> **Objective**
Could you extract every entry below and reproduce it exactly?

> **Rows**
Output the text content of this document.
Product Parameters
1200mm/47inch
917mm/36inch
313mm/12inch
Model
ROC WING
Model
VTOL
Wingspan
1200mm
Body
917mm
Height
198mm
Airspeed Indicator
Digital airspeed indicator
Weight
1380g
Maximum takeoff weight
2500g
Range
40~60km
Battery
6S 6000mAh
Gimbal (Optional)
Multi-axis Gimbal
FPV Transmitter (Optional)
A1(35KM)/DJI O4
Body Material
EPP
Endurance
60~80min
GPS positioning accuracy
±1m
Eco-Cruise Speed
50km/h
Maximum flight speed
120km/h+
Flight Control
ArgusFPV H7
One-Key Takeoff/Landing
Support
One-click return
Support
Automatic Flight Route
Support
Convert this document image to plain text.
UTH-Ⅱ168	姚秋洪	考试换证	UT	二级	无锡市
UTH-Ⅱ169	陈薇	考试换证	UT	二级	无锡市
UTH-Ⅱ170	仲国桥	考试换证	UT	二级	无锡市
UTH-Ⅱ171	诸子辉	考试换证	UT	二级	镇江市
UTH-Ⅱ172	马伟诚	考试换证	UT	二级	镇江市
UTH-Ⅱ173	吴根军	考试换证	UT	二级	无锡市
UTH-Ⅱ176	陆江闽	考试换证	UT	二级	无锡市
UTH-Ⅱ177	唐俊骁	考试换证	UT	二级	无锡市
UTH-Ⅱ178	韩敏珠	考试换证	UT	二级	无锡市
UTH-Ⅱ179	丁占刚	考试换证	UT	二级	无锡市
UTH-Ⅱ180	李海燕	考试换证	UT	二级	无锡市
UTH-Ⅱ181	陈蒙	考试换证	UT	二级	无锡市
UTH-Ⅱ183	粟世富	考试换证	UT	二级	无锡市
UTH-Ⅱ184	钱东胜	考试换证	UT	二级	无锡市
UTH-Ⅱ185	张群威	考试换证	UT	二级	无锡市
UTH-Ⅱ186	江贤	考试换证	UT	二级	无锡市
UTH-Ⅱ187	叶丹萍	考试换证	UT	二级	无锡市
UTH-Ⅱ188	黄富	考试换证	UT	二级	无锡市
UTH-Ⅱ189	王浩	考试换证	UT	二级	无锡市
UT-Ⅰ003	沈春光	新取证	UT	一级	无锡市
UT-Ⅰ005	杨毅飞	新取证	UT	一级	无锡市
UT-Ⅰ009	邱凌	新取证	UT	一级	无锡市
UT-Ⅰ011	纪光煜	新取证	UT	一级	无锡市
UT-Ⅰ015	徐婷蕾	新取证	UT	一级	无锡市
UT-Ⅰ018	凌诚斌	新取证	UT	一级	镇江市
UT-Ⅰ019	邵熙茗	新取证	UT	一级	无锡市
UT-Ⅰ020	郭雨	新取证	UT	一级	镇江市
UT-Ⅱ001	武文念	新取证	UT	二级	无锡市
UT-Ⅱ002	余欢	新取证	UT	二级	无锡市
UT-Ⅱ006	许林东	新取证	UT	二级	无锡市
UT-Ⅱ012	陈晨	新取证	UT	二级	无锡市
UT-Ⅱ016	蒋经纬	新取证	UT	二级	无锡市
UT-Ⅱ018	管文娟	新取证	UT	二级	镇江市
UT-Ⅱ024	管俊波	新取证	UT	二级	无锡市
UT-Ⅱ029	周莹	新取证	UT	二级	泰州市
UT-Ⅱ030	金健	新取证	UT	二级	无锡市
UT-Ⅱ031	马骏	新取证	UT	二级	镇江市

> **Response to this task**
Output the text content of this document.
Product Parameters
1200mm/47inch
917mm/36inch
313mm/12inch
Model
ROC WING
Model
VTOL
Wingspan
1200mm
Body
917mm
Height
198mm
Airspeed Indicator
Digital airspeed indicator
Weight
1380g
Maximum takeoff weight
2500g
Range
40~60km
Battery
6S 6000mAh
Gimbal (Optional)
Multi-axis Gimbal
FPV Transmitter (Optional)
A1(35KM)/DJI O4
Body Material
EPP
Endurance
60~80min
GPS positioning accuracy
±1m
Eco-Cruise Speed
50km/h
Maximum flight speed
120km/h+
Flight Control
ArgusFPV H7
One-Key Takeoff/Landing
Support
One-click return
Support
Automatic Flight Route
Support
Convert this document image to plain text.
UTH-Ⅱ168	姚秋洪	考试换证	UT	二级	无锡市
UTH-Ⅱ169	陈薇	考试换证	UT	二级	无锡市
UTH-Ⅱ170	仲国桥	考试换证	UT	二级	无锡市
UTH-Ⅱ171	诸子辉	考试换证	UT	二级	镇江市
UTH-Ⅱ172	马伟诚	考试换证	UT	二级	镇江市
UTH-Ⅱ173	吴根军	考试换证	UT	二级	无锡市
UTH-Ⅱ176	陆江闽	考试换证	UT	二级	无锡市
UTH-Ⅱ177	唐俊骁	考试换证	UT	二级	无锡市
UTH-Ⅱ178	韩敏珠	考试换证	UT	二级	无锡市
UTH-Ⅱ179	丁占刚	考试换证	UT	二级	无锡市
UTH-Ⅱ180	李海燕	考试换证	UT	二级	无锡市
UTH-Ⅱ181	陈蒙	考试换证	UT	二级	无锡市
UTH-Ⅱ183	粟世富	考试换证	UT	二级	无锡市
UTH-Ⅱ184	钱东胜	考试换证	UT	二级	无锡市
UTH-Ⅱ185	张群威	考试换证	UT	二级	无锡市
UTH-Ⅱ186	江贤	考试换证	UT	二级	无锡市
UTH-Ⅱ187	叶丹萍	考试换证	UT	二级	无锡市
UTH-Ⅱ188	黄富	考试换证	UT	二级	无锡市
UTH-Ⅱ189	王浩	考试换证	UT	二级	无锡市
UT-Ⅰ003	沈春光	新取证	UT	一级	无锡市
UT-Ⅰ005	杨毅飞	新取证	UT	一级	无锡市
UT-Ⅰ009	邱凌	新取证	UT	一级	无锡市
UT-Ⅰ011	纪光煜	新取证	UT	一级	无锡市
UT-Ⅰ015	徐婷蕾	新取证	UT	一级	无锡市
UT-Ⅰ018	凌诚斌	新取证	UT	一级	镇江市
UT-Ⅰ019	邵熙茗	新取证	UT	一级	无锡市
UT-Ⅰ020	郭雨	新取证	UT	一级	镇江市
UT-Ⅱ001	武文念	新取证	UT	二级	无锡市
UT-Ⅱ002	余欢	新取证	UT	二级	无锡市
UT-Ⅱ006	许林东	新取证	UT	二级	无锡市
UT-Ⅱ012	陈晨	新取证	UT	二级	无锡市
UT-Ⅱ016	蒋经纬	新取证	UT	二级	无锡市
UT-Ⅱ018	管文娟	新取证	UT	二级	镇江市
UT-Ⅱ024	管俊波	新取证	UT	二级	无锡市
UT-Ⅱ029	周莹	新取证	UT	二级	泰州市
UT-Ⅱ030	金健	新取证	UT	二级	无锡市
UT-Ⅱ031	马骏	新取证	UT	二级	镇江市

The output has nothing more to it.